--- Start ---

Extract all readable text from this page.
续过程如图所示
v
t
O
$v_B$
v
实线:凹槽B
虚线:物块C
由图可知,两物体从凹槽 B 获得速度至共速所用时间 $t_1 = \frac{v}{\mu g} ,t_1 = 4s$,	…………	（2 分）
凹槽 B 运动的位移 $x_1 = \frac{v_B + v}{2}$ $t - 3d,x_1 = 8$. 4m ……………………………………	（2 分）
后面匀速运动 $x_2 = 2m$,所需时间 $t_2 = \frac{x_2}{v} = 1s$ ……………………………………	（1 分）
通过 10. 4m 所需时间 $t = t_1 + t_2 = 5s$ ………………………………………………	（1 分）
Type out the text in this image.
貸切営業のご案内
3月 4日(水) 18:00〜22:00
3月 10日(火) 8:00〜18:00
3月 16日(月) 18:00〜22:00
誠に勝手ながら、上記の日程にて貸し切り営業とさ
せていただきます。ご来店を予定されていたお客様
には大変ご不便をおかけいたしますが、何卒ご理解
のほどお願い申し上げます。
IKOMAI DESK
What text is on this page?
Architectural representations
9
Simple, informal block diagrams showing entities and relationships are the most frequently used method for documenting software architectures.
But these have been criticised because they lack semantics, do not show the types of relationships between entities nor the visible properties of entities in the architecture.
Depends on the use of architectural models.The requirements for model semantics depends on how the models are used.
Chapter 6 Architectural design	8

--- End ---

» **STATED GOAL**
Leave out every line without the string "used" and copy the rest.

» **TASK RESPONSE**
Simple, informal block diagrams showing entities and relationships are the most frequently used method for documenting software architectures.
Depends on the use of architectural models.The requirements for model semantics depends on how the models are used.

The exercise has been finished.